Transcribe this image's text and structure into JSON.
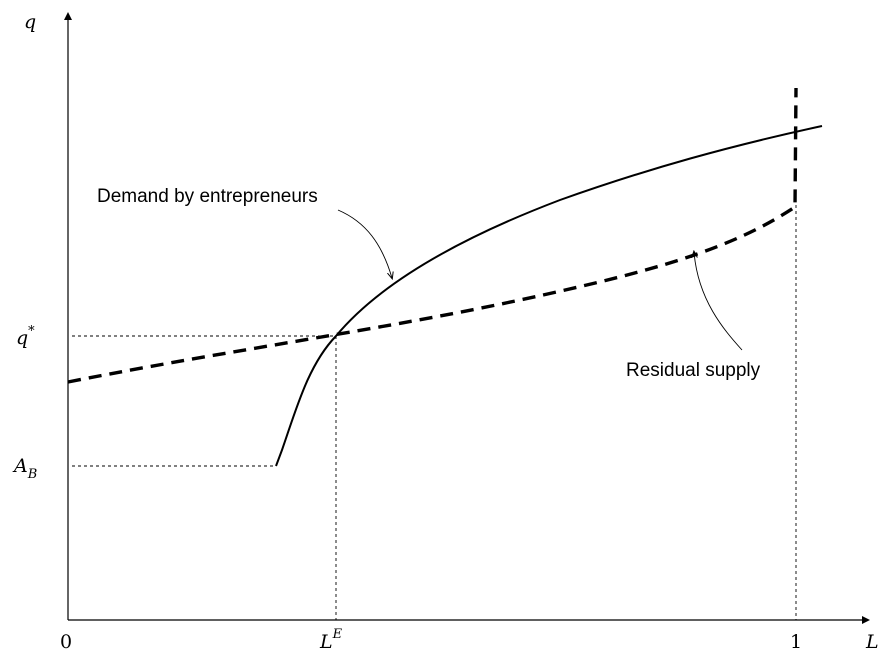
{
  "axes": {
    "y_label": "q",
    "x_label": "L",
    "origin_label": "0",
    "x_end_label": "1"
  },
  "ticks": {
    "q_star": {
      "base": "q",
      "sup": "*"
    },
    "a_b": {
      "base": "A",
      "sub": "B"
    },
    "l_e": {
      "base": "L",
      "sup": "E"
    }
  },
  "curves": {
    "demand": {
      "label": "Demand by entrepreneurs",
      "style": "solid"
    },
    "supply": {
      "label": "Residual supply",
      "style": "dashed"
    }
  }
}
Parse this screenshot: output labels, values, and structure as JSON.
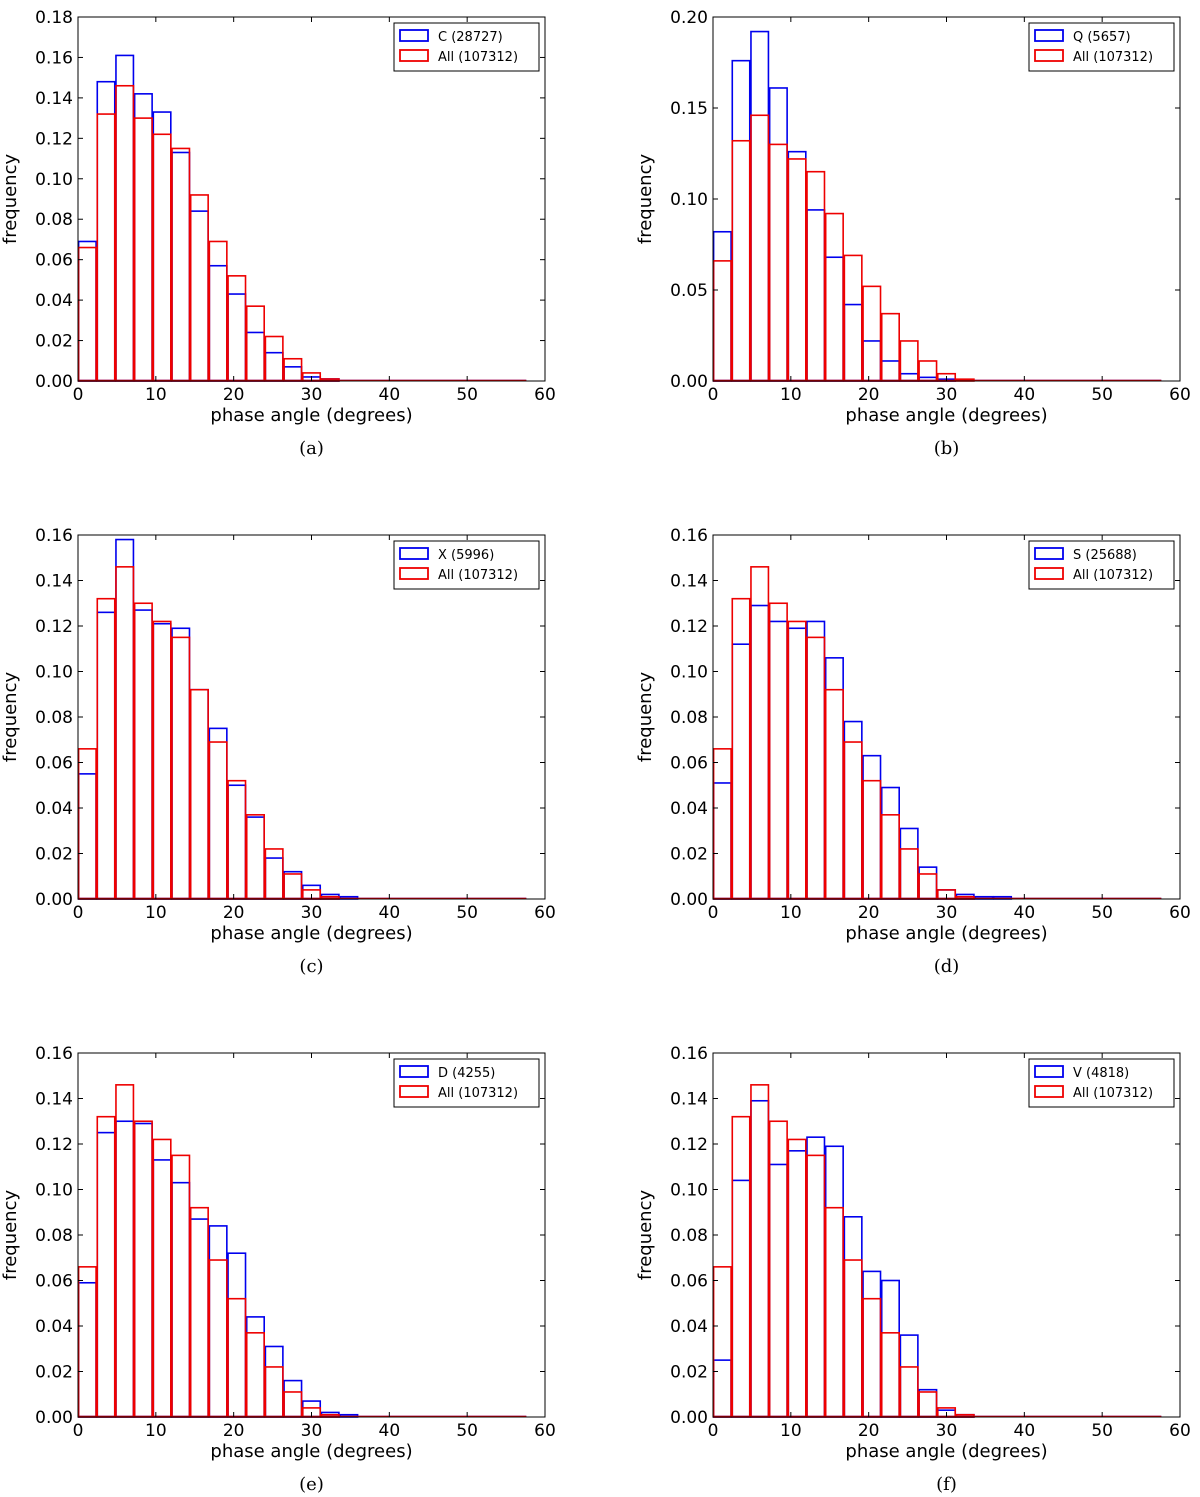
{
  "figure": {
    "bin_edges": [
      0,
      2.4,
      4.8,
      7.2,
      9.6,
      12,
      14.4,
      16.8,
      19.2,
      21.6,
      24,
      26.4,
      28.8,
      31.2,
      33.6,
      36,
      38.4,
      40.8,
      43.2,
      45.6,
      48,
      50.4,
      52.8,
      55.2,
      57.6
    ],
    "colors": {
      "blue": "#0000ee",
      "red": "#ee0000"
    }
  },
  "chart_data": [
    {
      "type": "bar",
      "panel_label": "(a)",
      "xlabel": "phase angle (degrees)",
      "ylabel": "frequency",
      "xlim": [
        0,
        60
      ],
      "ylim": [
        0,
        0.18
      ],
      "xticks": [
        0,
        10,
        20,
        30,
        40,
        50,
        60
      ],
      "yticks": [
        "0.00",
        "0.02",
        "0.04",
        "0.06",
        "0.08",
        "0.10",
        "0.12",
        "0.14",
        "0.16",
        "0.18"
      ],
      "legend_position": "top-right",
      "series": [
        {
          "name": "C (28727)",
          "color": "blue",
          "values": [
            0.069,
            0.148,
            0.161,
            0.142,
            0.133,
            0.113,
            0.084,
            0.057,
            0.043,
            0.024,
            0.014,
            0.007,
            0.002,
            0.001,
            0,
            0,
            0,
            0,
            0,
            0,
            0,
            0,
            0,
            0
          ]
        },
        {
          "name": "All (107312)",
          "color": "red",
          "values": [
            0.066,
            0.132,
            0.146,
            0.13,
            0.122,
            0.115,
            0.092,
            0.069,
            0.052,
            0.037,
            0.022,
            0.011,
            0.004,
            0.001,
            0,
            0,
            0,
            0,
            0,
            0,
            0,
            0,
            0,
            0
          ]
        }
      ]
    },
    {
      "type": "bar",
      "panel_label": "(b)",
      "xlabel": "phase angle (degrees)",
      "ylabel": "frequency",
      "xlim": [
        0,
        60
      ],
      "ylim": [
        0,
        0.2
      ],
      "xticks": [
        0,
        10,
        20,
        30,
        40,
        50,
        60
      ],
      "yticks": [
        "0.00",
        "0.05",
        "0.10",
        "0.15",
        "0.20"
      ],
      "legend_position": "top-right",
      "series": [
        {
          "name": "Q (5657)",
          "color": "blue",
          "values": [
            0.082,
            0.176,
            0.192,
            0.161,
            0.126,
            0.094,
            0.068,
            0.042,
            0.022,
            0.011,
            0.004,
            0.002,
            0.001,
            0,
            0,
            0,
            0,
            0,
            0,
            0,
            0,
            0,
            0,
            0
          ]
        },
        {
          "name": "All (107312)",
          "color": "red",
          "values": [
            0.066,
            0.132,
            0.146,
            0.13,
            0.122,
            0.115,
            0.092,
            0.069,
            0.052,
            0.037,
            0.022,
            0.011,
            0.004,
            0.001,
            0,
            0,
            0,
            0,
            0,
            0,
            0,
            0,
            0,
            0
          ]
        }
      ]
    },
    {
      "type": "bar",
      "panel_label": "(c)",
      "xlabel": "phase angle (degrees)",
      "ylabel": "frequency",
      "xlim": [
        0,
        60
      ],
      "ylim": [
        0,
        0.16
      ],
      "xticks": [
        0,
        10,
        20,
        30,
        40,
        50,
        60
      ],
      "yticks": [
        "0.00",
        "0.02",
        "0.04",
        "0.06",
        "0.08",
        "0.10",
        "0.12",
        "0.14",
        "0.16"
      ],
      "legend_position": "top-right",
      "series": [
        {
          "name": "X (5996)",
          "color": "blue",
          "values": [
            0.055,
            0.126,
            0.158,
            0.127,
            0.121,
            0.119,
            0.092,
            0.075,
            0.05,
            0.036,
            0.018,
            0.012,
            0.006,
            0.002,
            0.001,
            0,
            0,
            0,
            0,
            0,
            0,
            0,
            0,
            0
          ]
        },
        {
          "name": "All (107312)",
          "color": "red",
          "values": [
            0.066,
            0.132,
            0.146,
            0.13,
            0.122,
            0.115,
            0.092,
            0.069,
            0.052,
            0.037,
            0.022,
            0.011,
            0.004,
            0.001,
            0,
            0,
            0,
            0,
            0,
            0,
            0,
            0,
            0,
            0
          ]
        }
      ]
    },
    {
      "type": "bar",
      "panel_label": "(d)",
      "xlabel": "phase angle (degrees)",
      "ylabel": "frequency",
      "xlim": [
        0,
        60
      ],
      "ylim": [
        0,
        0.16
      ],
      "xticks": [
        0,
        10,
        20,
        30,
        40,
        50,
        60
      ],
      "yticks": [
        "0.00",
        "0.02",
        "0.04",
        "0.06",
        "0.08",
        "0.10",
        "0.12",
        "0.14",
        "0.16"
      ],
      "legend_position": "top-right",
      "series": [
        {
          "name": "S (25688)",
          "color": "blue",
          "values": [
            0.051,
            0.112,
            0.129,
            0.122,
            0.119,
            0.122,
            0.106,
            0.078,
            0.063,
            0.049,
            0.031,
            0.014,
            0.004,
            0.002,
            0.001,
            0.001,
            0,
            0,
            0,
            0,
            0,
            0,
            0,
            0
          ]
        },
        {
          "name": "All (107312)",
          "color": "red",
          "values": [
            0.066,
            0.132,
            0.146,
            0.13,
            0.122,
            0.115,
            0.092,
            0.069,
            0.052,
            0.037,
            0.022,
            0.011,
            0.004,
            0.001,
            0,
            0,
            0,
            0,
            0,
            0,
            0,
            0,
            0,
            0
          ]
        }
      ]
    },
    {
      "type": "bar",
      "panel_label": "(e)",
      "xlabel": "phase angle (degrees)",
      "ylabel": "frequency",
      "xlim": [
        0,
        60
      ],
      "ylim": [
        0,
        0.16
      ],
      "xticks": [
        0,
        10,
        20,
        30,
        40,
        50,
        60
      ],
      "yticks": [
        "0.00",
        "0.02",
        "0.04",
        "0.06",
        "0.08",
        "0.10",
        "0.12",
        "0.14",
        "0.16"
      ],
      "legend_position": "top-right",
      "series": [
        {
          "name": "D (4255)",
          "color": "blue",
          "values": [
            0.059,
            0.125,
            0.13,
            0.129,
            0.113,
            0.103,
            0.087,
            0.084,
            0.072,
            0.044,
            0.031,
            0.016,
            0.007,
            0.002,
            0.001,
            0,
            0,
            0,
            0,
            0,
            0,
            0,
            0,
            0
          ]
        },
        {
          "name": "All (107312)",
          "color": "red",
          "values": [
            0.066,
            0.132,
            0.146,
            0.13,
            0.122,
            0.115,
            0.092,
            0.069,
            0.052,
            0.037,
            0.022,
            0.011,
            0.004,
            0.001,
            0,
            0,
            0,
            0,
            0,
            0,
            0,
            0,
            0,
            0
          ]
        }
      ]
    },
    {
      "type": "bar",
      "panel_label": "(f)",
      "xlabel": "phase angle (degrees)",
      "ylabel": "frequency",
      "xlim": [
        0,
        60
      ],
      "ylim": [
        0,
        0.16
      ],
      "xticks": [
        0,
        10,
        20,
        30,
        40,
        50,
        60
      ],
      "yticks": [
        "0.00",
        "0.02",
        "0.04",
        "0.06",
        "0.08",
        "0.10",
        "0.12",
        "0.14",
        "0.16"
      ],
      "legend_position": "top-right",
      "series": [
        {
          "name": "V (4818)",
          "color": "blue",
          "values": [
            0.025,
            0.104,
            0.139,
            0.111,
            0.117,
            0.123,
            0.119,
            0.088,
            0.064,
            0.06,
            0.036,
            0.012,
            0.003,
            0.001,
            0,
            0,
            0,
            0,
            0,
            0,
            0,
            0,
            0,
            0
          ]
        },
        {
          "name": "All (107312)",
          "color": "red",
          "values": [
            0.066,
            0.132,
            0.146,
            0.13,
            0.122,
            0.115,
            0.092,
            0.069,
            0.052,
            0.037,
            0.022,
            0.011,
            0.004,
            0.001,
            0,
            0,
            0,
            0,
            0,
            0,
            0,
            0,
            0,
            0
          ]
        }
      ]
    }
  ]
}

- Task details -
Give the number of lines in the entries above that include the string "JSON". No other output is expected.

- Correct output -
2